▸ Your goal
Find every line in the records that contains the string "рынке", matching case, and copy each of those lines.

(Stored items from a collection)
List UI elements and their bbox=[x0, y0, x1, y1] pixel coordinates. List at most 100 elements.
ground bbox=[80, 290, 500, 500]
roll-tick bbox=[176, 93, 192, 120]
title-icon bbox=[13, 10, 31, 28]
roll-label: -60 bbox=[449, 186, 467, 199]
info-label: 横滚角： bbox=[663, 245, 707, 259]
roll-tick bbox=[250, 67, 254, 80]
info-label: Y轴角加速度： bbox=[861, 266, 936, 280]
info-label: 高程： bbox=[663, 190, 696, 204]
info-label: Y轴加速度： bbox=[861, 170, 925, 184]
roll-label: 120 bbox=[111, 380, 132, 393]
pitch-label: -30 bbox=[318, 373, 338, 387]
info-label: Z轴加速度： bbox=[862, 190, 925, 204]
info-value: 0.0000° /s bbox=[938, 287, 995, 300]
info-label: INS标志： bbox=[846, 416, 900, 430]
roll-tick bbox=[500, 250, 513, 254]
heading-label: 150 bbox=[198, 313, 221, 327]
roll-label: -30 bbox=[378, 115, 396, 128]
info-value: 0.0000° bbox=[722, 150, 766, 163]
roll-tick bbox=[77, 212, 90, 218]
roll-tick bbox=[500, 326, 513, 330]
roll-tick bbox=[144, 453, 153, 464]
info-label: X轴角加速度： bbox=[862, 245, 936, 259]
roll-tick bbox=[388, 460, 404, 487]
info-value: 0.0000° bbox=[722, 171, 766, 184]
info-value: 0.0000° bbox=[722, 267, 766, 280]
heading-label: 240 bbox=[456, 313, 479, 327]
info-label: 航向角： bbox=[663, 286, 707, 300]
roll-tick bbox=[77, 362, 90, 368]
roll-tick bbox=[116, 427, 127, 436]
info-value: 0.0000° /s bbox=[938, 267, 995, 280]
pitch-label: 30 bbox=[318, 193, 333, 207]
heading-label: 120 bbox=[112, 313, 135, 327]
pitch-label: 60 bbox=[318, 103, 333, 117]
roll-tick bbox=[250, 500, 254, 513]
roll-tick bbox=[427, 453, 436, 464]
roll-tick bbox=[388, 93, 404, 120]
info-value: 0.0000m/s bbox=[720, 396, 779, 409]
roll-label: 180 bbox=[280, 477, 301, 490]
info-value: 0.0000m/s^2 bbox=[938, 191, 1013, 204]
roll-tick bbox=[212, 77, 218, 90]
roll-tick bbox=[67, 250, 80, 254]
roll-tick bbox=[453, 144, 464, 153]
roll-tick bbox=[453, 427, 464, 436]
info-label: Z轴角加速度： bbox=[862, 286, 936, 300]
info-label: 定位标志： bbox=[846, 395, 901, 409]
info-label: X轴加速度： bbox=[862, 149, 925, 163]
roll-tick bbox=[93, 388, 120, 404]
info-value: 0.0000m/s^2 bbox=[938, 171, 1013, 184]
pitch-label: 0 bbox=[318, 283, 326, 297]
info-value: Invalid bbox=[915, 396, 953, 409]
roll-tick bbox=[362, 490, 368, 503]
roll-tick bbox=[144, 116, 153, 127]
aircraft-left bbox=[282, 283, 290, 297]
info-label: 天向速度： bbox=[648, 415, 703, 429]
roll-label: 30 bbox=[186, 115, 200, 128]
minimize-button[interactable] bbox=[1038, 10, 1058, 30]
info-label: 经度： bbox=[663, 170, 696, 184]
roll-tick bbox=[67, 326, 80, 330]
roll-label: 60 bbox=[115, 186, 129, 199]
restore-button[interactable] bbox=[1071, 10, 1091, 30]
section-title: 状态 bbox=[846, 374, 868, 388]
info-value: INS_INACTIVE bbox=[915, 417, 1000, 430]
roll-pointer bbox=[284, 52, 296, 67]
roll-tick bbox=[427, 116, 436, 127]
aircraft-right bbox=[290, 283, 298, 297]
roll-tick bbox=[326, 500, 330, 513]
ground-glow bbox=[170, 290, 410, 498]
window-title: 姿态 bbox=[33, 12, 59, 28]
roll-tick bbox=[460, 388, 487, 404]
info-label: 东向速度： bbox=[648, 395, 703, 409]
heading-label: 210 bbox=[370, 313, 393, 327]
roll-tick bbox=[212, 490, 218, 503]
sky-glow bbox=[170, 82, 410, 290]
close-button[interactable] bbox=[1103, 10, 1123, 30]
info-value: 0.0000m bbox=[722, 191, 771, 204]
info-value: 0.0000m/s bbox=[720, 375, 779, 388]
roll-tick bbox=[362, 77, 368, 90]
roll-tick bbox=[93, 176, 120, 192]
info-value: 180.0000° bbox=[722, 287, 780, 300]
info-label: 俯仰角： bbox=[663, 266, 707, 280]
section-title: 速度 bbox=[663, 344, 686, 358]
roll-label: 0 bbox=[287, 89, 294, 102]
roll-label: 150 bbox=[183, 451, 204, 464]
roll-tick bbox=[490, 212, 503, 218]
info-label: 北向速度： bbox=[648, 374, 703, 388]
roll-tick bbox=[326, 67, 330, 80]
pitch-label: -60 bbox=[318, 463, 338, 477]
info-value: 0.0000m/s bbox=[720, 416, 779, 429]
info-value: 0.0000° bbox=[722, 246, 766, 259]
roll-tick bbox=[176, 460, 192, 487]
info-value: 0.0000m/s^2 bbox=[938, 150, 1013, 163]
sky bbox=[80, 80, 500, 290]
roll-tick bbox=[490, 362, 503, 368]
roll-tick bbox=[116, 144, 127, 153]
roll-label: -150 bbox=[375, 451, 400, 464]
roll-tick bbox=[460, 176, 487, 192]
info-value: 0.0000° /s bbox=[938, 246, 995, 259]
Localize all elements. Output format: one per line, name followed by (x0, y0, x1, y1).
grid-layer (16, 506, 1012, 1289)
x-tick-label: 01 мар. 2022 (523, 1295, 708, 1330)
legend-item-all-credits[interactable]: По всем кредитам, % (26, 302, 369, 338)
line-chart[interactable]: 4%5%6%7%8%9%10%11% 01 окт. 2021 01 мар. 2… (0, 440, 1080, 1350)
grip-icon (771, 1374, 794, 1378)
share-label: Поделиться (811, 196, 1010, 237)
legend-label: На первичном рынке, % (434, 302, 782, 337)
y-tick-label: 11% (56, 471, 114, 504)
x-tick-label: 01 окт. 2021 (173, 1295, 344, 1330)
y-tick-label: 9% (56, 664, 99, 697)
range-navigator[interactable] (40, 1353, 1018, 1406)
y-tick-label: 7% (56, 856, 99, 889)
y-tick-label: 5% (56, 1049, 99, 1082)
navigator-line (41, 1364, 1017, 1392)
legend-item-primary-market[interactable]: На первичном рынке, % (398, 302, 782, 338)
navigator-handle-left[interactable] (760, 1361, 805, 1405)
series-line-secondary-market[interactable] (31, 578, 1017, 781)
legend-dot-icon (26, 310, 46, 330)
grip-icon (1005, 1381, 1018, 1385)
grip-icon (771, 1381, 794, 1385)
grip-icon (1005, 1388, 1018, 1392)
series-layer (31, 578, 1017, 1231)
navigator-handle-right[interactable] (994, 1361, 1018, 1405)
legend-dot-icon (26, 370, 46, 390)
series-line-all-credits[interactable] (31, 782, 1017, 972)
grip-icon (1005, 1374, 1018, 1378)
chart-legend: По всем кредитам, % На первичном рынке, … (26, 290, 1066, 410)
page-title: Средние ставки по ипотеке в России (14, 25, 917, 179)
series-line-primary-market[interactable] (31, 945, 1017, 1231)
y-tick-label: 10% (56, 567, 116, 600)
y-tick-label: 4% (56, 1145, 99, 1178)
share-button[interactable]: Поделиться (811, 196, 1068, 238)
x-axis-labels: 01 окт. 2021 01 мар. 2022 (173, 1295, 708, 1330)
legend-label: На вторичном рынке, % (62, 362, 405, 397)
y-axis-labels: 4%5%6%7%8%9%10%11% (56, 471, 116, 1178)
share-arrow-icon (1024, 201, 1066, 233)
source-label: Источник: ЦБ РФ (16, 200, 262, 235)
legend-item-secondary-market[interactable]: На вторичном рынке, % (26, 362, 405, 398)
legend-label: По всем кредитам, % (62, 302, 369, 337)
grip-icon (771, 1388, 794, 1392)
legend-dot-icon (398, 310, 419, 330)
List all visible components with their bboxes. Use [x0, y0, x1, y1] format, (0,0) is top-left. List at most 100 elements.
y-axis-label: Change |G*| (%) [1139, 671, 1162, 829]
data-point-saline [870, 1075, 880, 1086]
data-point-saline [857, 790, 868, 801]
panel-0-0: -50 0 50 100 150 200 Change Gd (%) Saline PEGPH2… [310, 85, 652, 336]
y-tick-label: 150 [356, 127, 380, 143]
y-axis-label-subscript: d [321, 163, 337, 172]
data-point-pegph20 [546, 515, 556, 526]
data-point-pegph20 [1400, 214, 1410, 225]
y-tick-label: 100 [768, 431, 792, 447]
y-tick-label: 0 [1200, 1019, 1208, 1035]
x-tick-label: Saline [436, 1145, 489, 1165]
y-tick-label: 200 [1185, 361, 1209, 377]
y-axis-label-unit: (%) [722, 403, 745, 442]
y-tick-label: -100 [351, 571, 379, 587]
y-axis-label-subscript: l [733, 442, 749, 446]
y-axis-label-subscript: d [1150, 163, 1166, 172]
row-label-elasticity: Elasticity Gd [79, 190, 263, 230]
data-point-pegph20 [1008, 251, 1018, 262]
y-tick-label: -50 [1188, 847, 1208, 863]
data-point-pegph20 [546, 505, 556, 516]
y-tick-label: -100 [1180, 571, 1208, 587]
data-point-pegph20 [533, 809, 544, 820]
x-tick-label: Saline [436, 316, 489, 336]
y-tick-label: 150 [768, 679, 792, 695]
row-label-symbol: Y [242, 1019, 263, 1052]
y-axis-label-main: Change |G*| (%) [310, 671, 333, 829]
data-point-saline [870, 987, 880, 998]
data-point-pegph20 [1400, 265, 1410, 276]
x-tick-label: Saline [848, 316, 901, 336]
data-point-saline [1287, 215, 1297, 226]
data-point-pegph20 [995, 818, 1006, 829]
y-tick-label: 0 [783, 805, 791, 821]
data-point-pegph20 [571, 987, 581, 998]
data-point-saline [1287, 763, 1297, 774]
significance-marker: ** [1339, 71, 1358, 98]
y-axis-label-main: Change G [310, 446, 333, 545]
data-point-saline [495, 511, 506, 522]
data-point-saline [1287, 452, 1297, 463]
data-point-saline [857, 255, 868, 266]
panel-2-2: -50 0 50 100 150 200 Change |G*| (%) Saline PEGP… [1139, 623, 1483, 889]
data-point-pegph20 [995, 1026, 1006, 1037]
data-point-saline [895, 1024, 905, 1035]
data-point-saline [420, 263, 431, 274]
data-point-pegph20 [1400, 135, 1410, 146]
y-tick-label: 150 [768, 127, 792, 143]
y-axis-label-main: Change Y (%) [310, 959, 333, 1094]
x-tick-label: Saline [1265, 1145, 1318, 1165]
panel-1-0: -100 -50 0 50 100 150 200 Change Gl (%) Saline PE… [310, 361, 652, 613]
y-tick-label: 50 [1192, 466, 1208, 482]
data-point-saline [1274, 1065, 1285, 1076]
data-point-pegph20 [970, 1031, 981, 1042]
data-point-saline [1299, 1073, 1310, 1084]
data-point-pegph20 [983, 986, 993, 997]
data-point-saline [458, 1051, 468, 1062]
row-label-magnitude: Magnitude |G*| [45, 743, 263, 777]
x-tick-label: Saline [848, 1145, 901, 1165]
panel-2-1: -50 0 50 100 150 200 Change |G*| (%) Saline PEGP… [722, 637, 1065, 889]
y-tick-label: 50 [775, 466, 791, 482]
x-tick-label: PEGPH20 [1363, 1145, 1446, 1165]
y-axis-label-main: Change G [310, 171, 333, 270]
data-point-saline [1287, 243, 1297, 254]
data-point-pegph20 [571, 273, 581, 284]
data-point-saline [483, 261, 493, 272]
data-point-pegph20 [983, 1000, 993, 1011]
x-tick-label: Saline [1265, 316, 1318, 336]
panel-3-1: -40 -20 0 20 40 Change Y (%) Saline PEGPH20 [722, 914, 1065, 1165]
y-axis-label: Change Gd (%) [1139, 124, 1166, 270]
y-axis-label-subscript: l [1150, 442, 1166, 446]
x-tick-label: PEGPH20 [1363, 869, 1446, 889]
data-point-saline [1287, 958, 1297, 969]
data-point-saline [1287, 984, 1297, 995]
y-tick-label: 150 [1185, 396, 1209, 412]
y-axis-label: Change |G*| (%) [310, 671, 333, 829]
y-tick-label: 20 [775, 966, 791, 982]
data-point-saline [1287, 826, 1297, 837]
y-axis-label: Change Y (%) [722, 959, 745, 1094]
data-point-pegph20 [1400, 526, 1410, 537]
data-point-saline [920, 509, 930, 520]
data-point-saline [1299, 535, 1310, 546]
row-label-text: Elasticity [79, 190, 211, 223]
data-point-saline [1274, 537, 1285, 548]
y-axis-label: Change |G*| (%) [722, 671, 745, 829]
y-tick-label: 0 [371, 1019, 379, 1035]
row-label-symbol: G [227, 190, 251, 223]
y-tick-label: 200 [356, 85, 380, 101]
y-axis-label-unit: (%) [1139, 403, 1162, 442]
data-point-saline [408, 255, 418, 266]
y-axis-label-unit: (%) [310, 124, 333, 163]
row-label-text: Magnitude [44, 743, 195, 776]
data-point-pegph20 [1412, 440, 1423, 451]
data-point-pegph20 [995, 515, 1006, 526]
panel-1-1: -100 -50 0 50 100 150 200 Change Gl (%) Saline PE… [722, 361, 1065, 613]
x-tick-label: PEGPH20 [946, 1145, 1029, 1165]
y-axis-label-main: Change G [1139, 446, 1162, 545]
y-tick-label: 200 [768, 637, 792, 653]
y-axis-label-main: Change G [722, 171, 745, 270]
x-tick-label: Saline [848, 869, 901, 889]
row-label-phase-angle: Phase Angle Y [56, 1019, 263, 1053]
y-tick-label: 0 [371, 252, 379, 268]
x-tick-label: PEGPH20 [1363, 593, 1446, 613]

▸ Answer for the task
legend-label: На первичном рынке, % (434, 302, 782, 337)
legend-item-primary-market[interactable]: На первичном рынке, % (398, 302, 782, 338)
chart-legend: По всем кредитам, % На первичном рынке, … (26, 290, 1066, 410)
legend-label: На вторичном рынке, % (62, 362, 405, 397)
legend-item-secondary-market[interactable]: На вторичном рынке, % (26, 362, 405, 398)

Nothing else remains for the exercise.